● **AIM**
Reproduce each of the following items verbatim.

## Start

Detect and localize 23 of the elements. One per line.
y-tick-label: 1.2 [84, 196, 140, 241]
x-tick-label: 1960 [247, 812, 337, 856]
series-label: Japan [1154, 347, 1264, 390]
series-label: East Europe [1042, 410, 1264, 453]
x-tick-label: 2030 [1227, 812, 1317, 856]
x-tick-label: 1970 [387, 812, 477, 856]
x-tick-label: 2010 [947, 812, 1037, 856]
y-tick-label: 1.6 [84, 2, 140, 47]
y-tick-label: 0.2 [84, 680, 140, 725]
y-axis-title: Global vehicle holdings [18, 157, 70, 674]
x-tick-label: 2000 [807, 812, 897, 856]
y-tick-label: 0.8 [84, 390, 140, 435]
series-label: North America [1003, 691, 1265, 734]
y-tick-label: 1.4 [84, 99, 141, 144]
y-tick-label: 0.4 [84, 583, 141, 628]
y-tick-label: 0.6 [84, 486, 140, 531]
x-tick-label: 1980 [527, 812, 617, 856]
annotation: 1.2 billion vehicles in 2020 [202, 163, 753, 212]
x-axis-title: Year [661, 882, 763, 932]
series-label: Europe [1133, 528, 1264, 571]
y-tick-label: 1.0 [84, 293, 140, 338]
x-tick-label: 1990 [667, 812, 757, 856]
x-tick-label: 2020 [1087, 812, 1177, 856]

## End

● **WRITTEN ANSWER**
Detect and localize 23 of the elements. One per line.
y-tick-label: 1.2 [84, 196, 140, 241]
x-tick-label: 1960 [247, 812, 337, 856]
series-label: Japan [1154, 347, 1264, 390]
series-label: East Europe [1042, 410, 1264, 453]
x-tick-label: 2030 [1227, 812, 1317, 856]
x-tick-label: 1970 [387, 812, 477, 856]
x-tick-label: 2010 [947, 812, 1037, 856]
y-tick-label: 1.6 [84, 2, 140, 47]
y-tick-label: 0.2 [84, 680, 140, 725]
y-axis-title: Global vehicle holdings [18, 157, 70, 674]
x-tick-label: 2000 [807, 812, 897, 856]
y-tick-label: 0.8 [84, 390, 140, 435]
series-label: North America [1003, 691, 1265, 734]
y-tick-label: 1.4 [84, 99, 141, 144]
y-tick-label: 0.4 [84, 583, 141, 628]
y-tick-label: 0.6 [84, 486, 140, 531]
x-tick-label: 1980 [527, 812, 617, 856]
annotation: 1.2 billion vehicles in 2020 [202, 163, 753, 212]
x-axis-title: Year [661, 882, 763, 932]
series-label: Europe [1133, 528, 1264, 571]
y-tick-label: 1.0 [84, 293, 140, 338]
x-tick-label: 1990 [667, 812, 757, 856]
x-tick-label: 2020 [1087, 812, 1177, 856]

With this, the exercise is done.